**Input data:**
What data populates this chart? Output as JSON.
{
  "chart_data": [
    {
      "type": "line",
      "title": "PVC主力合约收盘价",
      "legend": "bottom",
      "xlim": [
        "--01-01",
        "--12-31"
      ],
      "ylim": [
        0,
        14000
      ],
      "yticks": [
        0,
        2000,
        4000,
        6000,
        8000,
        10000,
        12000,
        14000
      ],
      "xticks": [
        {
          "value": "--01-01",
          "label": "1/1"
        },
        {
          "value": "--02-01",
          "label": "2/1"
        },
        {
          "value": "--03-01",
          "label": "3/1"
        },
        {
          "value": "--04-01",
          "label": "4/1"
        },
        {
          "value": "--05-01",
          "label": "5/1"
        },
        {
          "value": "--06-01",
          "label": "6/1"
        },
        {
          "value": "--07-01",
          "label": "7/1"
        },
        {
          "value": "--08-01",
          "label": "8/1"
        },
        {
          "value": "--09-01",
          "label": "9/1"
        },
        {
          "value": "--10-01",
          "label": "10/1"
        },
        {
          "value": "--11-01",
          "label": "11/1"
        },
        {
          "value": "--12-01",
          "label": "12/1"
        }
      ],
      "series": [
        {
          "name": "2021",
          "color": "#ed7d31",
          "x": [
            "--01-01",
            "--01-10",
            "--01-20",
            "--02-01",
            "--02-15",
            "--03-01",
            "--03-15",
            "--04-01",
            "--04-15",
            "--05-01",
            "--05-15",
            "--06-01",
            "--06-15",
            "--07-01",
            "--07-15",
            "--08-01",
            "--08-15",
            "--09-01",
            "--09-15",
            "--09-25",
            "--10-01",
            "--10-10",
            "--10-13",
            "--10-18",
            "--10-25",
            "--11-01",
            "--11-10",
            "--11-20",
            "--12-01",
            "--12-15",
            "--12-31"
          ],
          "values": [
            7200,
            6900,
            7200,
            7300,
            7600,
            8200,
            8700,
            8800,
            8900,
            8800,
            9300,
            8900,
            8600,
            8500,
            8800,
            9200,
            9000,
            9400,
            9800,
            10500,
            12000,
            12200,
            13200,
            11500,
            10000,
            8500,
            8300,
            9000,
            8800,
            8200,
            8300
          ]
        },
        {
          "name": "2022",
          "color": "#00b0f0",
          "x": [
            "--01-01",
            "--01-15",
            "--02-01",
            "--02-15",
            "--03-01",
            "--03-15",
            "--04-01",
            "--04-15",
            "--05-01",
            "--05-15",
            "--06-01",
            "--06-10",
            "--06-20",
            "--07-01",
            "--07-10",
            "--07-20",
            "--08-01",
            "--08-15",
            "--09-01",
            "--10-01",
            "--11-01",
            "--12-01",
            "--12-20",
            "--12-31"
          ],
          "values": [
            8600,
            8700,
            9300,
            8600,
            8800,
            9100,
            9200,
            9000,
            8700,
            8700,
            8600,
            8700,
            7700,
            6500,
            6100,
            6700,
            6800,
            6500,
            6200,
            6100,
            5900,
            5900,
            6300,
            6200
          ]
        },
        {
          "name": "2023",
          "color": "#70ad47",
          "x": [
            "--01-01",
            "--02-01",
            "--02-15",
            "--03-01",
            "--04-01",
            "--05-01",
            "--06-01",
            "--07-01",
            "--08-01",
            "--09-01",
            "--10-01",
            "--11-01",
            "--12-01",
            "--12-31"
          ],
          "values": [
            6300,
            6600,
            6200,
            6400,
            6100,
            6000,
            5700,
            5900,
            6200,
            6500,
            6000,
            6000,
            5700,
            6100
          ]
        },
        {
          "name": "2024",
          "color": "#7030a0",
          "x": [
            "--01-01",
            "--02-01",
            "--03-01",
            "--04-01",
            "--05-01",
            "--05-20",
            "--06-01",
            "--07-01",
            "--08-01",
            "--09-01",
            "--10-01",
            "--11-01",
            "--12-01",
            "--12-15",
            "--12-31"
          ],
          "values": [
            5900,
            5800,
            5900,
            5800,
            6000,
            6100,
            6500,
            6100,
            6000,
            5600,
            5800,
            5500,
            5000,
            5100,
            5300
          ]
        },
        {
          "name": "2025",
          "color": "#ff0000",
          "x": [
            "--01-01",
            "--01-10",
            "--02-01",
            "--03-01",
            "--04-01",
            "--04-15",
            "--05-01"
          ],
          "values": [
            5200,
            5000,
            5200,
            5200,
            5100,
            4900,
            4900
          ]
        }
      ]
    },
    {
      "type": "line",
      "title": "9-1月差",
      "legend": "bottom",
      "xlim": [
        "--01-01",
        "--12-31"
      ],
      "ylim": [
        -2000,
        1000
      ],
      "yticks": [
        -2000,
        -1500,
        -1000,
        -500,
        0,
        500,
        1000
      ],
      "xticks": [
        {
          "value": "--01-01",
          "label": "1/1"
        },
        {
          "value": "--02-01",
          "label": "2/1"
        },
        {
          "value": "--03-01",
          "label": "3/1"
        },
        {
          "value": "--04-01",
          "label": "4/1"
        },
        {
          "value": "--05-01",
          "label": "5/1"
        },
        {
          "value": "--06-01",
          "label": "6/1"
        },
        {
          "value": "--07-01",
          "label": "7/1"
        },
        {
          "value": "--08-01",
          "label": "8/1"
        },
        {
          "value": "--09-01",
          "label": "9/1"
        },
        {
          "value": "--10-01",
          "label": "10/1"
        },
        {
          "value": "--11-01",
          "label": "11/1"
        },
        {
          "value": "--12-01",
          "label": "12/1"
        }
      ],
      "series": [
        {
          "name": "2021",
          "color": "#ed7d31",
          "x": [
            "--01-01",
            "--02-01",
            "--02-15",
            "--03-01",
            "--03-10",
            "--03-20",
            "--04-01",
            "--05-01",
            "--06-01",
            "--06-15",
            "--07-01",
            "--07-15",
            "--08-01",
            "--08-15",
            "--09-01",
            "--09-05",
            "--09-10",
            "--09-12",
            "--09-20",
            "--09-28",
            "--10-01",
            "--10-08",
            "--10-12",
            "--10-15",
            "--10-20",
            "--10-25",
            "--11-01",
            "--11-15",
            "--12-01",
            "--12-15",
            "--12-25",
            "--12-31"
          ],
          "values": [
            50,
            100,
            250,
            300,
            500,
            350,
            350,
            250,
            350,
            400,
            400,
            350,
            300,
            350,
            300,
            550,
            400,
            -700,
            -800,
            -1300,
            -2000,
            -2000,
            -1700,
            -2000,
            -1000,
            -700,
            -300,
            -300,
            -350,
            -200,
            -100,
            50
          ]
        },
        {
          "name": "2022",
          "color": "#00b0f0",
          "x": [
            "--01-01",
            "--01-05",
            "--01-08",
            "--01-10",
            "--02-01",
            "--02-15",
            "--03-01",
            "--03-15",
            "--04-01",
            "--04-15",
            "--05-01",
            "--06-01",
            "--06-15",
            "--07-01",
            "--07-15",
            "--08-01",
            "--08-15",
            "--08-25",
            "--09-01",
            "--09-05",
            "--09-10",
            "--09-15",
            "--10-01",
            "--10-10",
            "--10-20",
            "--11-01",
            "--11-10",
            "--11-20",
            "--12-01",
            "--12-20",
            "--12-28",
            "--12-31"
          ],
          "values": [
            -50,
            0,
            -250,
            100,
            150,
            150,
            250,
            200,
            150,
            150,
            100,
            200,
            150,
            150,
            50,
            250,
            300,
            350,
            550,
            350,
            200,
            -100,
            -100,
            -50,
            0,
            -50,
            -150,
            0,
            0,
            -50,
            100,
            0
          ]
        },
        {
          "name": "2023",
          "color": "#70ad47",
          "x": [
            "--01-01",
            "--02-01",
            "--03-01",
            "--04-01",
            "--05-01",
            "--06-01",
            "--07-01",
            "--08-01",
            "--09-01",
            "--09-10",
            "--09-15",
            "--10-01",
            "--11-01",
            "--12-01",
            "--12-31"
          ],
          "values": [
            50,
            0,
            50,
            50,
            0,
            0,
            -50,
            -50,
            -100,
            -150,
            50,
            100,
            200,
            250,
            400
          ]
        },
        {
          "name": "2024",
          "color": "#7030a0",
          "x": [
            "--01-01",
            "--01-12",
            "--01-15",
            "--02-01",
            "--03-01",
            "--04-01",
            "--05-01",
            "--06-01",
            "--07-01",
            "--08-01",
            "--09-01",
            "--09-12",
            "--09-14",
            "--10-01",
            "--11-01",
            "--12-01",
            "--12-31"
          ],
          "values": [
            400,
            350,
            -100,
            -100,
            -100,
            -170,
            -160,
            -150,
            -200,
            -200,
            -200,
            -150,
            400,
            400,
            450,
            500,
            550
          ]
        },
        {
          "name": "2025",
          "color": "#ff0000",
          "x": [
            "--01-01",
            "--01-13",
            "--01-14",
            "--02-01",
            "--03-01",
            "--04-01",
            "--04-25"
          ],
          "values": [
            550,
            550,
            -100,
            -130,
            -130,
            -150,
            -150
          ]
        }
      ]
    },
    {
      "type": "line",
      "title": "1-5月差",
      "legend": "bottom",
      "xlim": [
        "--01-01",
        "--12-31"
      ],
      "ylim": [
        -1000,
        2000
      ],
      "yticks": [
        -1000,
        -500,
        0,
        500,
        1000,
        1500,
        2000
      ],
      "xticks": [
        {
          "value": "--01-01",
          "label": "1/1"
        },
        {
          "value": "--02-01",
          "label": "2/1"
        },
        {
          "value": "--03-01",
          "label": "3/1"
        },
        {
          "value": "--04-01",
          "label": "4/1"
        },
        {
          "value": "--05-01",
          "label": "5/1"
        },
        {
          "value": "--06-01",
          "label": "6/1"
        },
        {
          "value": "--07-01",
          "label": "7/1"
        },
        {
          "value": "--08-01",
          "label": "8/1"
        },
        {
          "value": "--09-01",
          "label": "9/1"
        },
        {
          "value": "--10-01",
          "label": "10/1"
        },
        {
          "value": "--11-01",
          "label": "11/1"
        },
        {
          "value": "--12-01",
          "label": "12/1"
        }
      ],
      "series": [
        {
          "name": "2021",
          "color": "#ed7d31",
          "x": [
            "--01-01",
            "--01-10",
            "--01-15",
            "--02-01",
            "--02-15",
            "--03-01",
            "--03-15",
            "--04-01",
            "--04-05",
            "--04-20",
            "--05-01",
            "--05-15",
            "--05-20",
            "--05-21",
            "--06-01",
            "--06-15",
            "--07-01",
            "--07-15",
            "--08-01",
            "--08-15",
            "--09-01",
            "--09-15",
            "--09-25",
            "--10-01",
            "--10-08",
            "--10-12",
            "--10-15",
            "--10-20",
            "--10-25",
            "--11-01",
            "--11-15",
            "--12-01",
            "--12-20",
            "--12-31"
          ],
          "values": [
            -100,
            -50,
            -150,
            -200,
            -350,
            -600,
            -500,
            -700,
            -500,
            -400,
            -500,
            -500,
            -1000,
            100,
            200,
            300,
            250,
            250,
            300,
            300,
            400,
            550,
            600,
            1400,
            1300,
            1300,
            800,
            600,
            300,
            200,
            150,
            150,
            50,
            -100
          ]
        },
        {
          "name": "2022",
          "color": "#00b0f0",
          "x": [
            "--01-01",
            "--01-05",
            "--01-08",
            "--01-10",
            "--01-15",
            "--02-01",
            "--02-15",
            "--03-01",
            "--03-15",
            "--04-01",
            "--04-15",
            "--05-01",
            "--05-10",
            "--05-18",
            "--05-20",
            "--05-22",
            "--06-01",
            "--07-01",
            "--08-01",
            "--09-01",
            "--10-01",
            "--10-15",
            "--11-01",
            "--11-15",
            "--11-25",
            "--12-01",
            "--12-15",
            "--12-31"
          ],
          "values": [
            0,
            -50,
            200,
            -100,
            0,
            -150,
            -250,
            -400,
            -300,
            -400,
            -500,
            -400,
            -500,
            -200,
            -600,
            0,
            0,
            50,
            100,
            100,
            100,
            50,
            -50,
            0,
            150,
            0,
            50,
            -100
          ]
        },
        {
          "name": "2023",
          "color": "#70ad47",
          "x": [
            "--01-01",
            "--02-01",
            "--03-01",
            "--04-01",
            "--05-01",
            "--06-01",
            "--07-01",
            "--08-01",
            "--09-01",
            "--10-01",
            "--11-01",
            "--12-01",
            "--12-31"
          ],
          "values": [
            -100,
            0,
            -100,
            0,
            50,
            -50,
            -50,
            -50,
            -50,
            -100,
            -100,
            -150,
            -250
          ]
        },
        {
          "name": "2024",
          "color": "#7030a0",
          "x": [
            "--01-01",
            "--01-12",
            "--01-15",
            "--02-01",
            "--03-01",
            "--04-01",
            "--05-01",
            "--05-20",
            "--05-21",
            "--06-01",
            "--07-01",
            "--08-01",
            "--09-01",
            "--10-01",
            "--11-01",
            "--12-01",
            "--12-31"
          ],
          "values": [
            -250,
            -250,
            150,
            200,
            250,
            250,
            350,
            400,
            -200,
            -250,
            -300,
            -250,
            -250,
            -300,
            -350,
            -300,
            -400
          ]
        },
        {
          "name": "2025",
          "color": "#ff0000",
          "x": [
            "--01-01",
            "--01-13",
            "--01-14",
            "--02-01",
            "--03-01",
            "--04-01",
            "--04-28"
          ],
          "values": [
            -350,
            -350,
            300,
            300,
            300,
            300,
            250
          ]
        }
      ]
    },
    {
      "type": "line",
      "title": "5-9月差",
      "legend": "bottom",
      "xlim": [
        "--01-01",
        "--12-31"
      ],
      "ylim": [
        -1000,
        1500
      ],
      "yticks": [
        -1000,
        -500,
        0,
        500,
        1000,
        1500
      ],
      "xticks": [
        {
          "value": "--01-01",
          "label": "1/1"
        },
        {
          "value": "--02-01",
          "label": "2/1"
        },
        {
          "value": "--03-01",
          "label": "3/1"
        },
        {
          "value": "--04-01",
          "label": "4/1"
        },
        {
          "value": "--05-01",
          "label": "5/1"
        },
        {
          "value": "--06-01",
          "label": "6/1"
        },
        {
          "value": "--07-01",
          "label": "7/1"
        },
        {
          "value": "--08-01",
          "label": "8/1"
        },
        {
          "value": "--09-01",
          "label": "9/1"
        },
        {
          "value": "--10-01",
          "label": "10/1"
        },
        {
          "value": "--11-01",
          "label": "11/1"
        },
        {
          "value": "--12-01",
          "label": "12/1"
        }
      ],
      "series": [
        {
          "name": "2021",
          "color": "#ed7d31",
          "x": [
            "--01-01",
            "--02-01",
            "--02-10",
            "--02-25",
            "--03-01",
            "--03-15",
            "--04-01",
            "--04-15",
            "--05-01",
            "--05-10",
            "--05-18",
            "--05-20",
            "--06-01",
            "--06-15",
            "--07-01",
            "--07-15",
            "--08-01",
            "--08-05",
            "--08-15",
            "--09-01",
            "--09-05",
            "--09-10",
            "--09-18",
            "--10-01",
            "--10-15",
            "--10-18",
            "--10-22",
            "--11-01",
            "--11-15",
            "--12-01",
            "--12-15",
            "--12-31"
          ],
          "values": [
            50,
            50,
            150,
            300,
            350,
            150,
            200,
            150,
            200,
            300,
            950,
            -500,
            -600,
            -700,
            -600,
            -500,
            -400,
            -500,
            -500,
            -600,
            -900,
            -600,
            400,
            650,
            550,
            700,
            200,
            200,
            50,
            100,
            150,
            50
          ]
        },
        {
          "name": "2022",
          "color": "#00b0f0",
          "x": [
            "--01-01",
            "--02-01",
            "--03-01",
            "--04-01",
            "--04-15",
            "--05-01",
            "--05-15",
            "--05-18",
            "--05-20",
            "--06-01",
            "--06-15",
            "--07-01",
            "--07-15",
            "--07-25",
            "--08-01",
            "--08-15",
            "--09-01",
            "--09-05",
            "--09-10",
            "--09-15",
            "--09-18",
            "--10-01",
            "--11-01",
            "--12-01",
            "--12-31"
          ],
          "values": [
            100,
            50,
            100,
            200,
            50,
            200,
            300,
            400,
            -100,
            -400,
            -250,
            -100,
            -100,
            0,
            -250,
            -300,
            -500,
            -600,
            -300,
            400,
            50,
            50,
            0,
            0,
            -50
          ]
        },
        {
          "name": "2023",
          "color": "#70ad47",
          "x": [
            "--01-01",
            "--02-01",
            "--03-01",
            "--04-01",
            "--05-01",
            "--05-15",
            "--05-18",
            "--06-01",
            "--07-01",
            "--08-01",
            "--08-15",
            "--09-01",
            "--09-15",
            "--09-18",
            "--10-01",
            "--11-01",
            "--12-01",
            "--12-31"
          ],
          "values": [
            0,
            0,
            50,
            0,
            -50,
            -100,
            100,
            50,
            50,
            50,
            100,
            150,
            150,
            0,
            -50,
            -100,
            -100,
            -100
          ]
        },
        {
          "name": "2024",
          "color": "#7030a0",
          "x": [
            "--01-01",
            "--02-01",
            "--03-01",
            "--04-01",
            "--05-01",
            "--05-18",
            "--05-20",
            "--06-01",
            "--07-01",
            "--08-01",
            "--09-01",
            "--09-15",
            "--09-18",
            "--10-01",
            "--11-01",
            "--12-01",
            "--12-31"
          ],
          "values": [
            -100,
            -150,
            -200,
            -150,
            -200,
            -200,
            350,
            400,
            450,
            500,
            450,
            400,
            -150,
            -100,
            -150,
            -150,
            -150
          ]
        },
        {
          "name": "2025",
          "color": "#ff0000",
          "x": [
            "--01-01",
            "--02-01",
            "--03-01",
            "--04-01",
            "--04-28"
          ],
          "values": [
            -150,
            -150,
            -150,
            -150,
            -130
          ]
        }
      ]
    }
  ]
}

**Job:** Copy every line of the listing where the word "title" appears.

**Reply to the exercise:**
      "title": "PVC主力合约收盘价",
      "title": "9-1月差",
      "title": "1-5月差",
      "title": "5-9月差",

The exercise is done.